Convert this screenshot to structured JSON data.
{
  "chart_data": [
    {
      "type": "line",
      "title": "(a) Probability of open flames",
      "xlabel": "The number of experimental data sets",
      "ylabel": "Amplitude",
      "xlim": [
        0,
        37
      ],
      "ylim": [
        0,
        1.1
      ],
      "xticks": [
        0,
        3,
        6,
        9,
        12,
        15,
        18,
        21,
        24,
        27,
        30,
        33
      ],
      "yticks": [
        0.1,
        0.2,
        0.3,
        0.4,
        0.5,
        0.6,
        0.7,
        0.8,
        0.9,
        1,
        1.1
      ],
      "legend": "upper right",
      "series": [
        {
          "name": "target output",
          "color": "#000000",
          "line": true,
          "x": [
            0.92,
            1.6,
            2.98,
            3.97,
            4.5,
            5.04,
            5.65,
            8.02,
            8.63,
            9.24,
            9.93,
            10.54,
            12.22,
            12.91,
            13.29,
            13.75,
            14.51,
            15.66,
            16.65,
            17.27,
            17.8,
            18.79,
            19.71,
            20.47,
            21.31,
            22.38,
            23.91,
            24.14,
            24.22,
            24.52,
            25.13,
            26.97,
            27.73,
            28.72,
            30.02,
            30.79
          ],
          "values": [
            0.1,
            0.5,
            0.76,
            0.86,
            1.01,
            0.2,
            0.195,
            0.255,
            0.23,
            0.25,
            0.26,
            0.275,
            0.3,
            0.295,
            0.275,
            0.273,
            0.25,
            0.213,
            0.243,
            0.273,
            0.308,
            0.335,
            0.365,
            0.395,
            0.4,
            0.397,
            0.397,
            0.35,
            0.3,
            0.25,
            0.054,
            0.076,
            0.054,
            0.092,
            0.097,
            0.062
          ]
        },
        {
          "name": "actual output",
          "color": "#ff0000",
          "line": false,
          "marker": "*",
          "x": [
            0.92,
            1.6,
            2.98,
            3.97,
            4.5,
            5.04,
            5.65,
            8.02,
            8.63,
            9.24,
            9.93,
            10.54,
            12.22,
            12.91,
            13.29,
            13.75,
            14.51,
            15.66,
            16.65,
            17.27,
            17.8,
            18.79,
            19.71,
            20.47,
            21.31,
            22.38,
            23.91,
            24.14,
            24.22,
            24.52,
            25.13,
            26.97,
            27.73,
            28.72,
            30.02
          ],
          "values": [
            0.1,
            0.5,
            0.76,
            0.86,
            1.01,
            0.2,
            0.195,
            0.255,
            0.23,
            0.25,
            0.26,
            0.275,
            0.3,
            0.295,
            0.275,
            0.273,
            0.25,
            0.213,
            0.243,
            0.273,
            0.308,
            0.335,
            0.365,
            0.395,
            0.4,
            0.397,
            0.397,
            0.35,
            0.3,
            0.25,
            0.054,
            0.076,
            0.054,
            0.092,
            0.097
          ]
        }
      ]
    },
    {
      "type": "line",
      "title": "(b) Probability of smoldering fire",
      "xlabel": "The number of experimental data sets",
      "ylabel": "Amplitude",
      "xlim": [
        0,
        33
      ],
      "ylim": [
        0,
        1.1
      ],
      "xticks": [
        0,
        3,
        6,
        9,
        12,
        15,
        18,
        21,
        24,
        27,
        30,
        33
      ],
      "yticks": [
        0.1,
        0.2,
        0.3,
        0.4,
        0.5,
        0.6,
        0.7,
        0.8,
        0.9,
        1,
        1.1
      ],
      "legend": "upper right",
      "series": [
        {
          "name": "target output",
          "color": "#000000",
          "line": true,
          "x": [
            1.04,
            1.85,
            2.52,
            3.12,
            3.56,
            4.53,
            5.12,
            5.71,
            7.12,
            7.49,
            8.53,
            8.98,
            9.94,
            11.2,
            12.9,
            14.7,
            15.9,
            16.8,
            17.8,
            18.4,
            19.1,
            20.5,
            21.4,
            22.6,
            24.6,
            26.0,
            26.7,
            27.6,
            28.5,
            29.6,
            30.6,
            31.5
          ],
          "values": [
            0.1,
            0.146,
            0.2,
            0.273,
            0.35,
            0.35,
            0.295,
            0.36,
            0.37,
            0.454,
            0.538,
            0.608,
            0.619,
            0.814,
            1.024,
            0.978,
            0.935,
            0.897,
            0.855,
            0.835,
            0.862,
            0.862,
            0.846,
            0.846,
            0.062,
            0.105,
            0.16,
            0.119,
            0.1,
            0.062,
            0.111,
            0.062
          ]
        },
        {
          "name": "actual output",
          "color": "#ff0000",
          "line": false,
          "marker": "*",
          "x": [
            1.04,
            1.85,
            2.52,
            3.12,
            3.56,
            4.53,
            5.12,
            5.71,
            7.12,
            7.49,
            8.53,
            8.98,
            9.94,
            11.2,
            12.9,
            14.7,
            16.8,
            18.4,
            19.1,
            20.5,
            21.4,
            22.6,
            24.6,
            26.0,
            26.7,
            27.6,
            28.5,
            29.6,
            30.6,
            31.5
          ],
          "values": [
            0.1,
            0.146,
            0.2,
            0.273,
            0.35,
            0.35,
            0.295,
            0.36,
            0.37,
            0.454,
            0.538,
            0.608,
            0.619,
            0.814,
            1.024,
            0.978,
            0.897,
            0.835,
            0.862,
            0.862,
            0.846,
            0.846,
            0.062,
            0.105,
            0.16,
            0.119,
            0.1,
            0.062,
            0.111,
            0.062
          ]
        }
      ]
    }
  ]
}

PROBLEM:
Write all of the records out again exactly.

IN RESPONSE:
Convert this screenshot to structured JSON data.
{
  "chart_data": [
    {
      "type": "line",
      "title": "(a) Probability of open flames",
      "xlabel": "The number of experimental data sets",
      "ylabel": "Amplitude",
      "xlim": [
        0,
        37
      ],
      "ylim": [
        0,
        1.1
      ],
      "xticks": [
        0,
        3,
        6,
        9,
        12,
        15,
        18,
        21,
        24,
        27,
        30,
        33
      ],
      "yticks": [
        0.1,
        0.2,
        0.3,
        0.4,
        0.5,
        0.6,
        0.7,
        0.8,
        0.9,
        1,
        1.1
      ],
      "legend": "upper right",
      "series": [
        {
          "name": "target output",
          "color": "#000000",
          "line": true,
          "x": [
            0.92,
            1.6,
            2.98,
            3.97,
            4.5,
            5.04,
            5.65,
            8.02,
            8.63,
            9.24,
            9.93,
            10.54,
            12.22,
            12.91,
            13.29,
            13.75,
            14.51,
            15.66,
            16.65,
            17.27,
            17.8,
            18.79,
            19.71,
            20.47,
            21.31,
            22.38,
            23.91,
            24.14,
            24.22,
            24.52,
            25.13,
            26.97,
            27.73,
            28.72,
            30.02,
            30.79
          ],
          "values": [
            0.1,
            0.5,
            0.76,
            0.86,
            1.01,
            0.2,
            0.195,
            0.255,
            0.23,
            0.25,
            0.26,
            0.275,
            0.3,
            0.295,
            0.275,
            0.273,
            0.25,
            0.213,
            0.243,
            0.273,
            0.308,
            0.335,
            0.365,
            0.395,
            0.4,
            0.397,
            0.397,
            0.35,
            0.3,
            0.25,
            0.054,
            0.076,
            0.054,
            0.092,
            0.097,
            0.062
          ]
        },
        {
          "name": "actual output",
          "color": "#ff0000",
          "line": false,
          "marker": "*",
          "x": [
            0.92,
            1.6,
            2.98,
            3.97,
            4.5,
            5.04,
            5.65,
            8.02,
            8.63,
            9.24,
            9.93,
            10.54,
            12.22,
            12.91,
            13.29,
            13.75,
            14.51,
            15.66,
            16.65,
            17.27,
            17.8,
            18.79,
            19.71,
            20.47,
            21.31,
            22.38,
            23.91,
            24.14,
            24.22,
            24.52,
            25.13,
            26.97,
            27.73,
            28.72,
            30.02
          ],
          "values": [
            0.1,
            0.5,
            0.76,
            0.86,
            1.01,
            0.2,
            0.195,
            0.255,
            0.23,
            0.25,
            0.26,
            0.275,
            0.3,
            0.295,
            0.275,
            0.273,
            0.25,
            0.213,
            0.243,
            0.273,
            0.308,
            0.335,
            0.365,
            0.395,
            0.4,
            0.397,
            0.397,
            0.35,
            0.3,
            0.25,
            0.054,
            0.076,
            0.054,
            0.092,
            0.097
          ]
        }
      ]
    },
    {
      "type": "line",
      "title": "(b) Probability of smoldering fire",
      "xlabel": "The number of experimental data sets",
      "ylabel": "Amplitude",
      "xlim": [
        0,
        33
      ],
      "ylim": [
        0,
        1.1
      ],
      "xticks": [
        0,
        3,
        6,
        9,
        12,
        15,
        18,
        21,
        24,
        27,
        30,
        33
      ],
      "yticks": [
        0.1,
        0.2,
        0.3,
        0.4,
        0.5,
        0.6,
        0.7,
        0.8,
        0.9,
        1,
        1.1
      ],
      "legend": "upper right",
      "series": [
        {
          "name": "target output",
          "color": "#000000",
          "line": true,
          "x": [
            1.04,
            1.85,
            2.52,
            3.12,
            3.56,
            4.53,
            5.12,
            5.71,
            7.12,
            7.49,
            8.53,
            8.98,
            9.94,
            11.2,
            12.9,
            14.7,
            15.9,
            16.8,
            17.8,
            18.4,
            19.1,
            20.5,
            21.4,
            22.6,
            24.6,
            26.0,
            26.7,
            27.6,
            28.5,
            29.6,
            30.6,
            31.5
          ],
          "values": [
            0.1,
            0.146,
            0.2,
            0.273,
            0.35,
            0.35,
            0.295,
            0.36,
            0.37,
            0.454,
            0.538,
            0.608,
            0.619,
            0.814,
            1.024,
            0.978,
            0.935,
            0.897,
            0.855,
            0.835,
            0.862,
            0.862,
            0.846,
            0.846,
            0.062,
            0.105,
            0.16,
            0.119,
            0.1,
            0.062,
            0.111,
            0.062
          ]
        },
        {
          "name": "actual output",
          "color": "#ff0000",
          "line": false,
          "marker": "*",
          "x": [
            1.04,
            1.85,
            2.52,
            3.12,
            3.56,
            4.53,
            5.12,
            5.71,
            7.12,
            7.49,
            8.53,
            8.98,
            9.94,
            11.2,
            12.9,
            14.7,
            16.8,
            18.4,
            19.1,
            20.5,
            21.4,
            22.6,
            24.6,
            26.0,
            26.7,
            27.6,
            28.5,
            29.6,
            30.6,
            31.5
          ],
          "values": [
            0.1,
            0.146,
            0.2,
            0.273,
            0.35,
            0.35,
            0.295,
            0.36,
            0.37,
            0.454,
            0.538,
            0.608,
            0.619,
            0.814,
            1.024,
            0.978,
            0.897,
            0.835,
            0.862,
            0.862,
            0.846,
            0.846,
            0.062,
            0.105,
            0.16,
            0.119,
            0.1,
            0.062,
            0.111,
            0.062
          ]
        }
      ]
    }
  ]
}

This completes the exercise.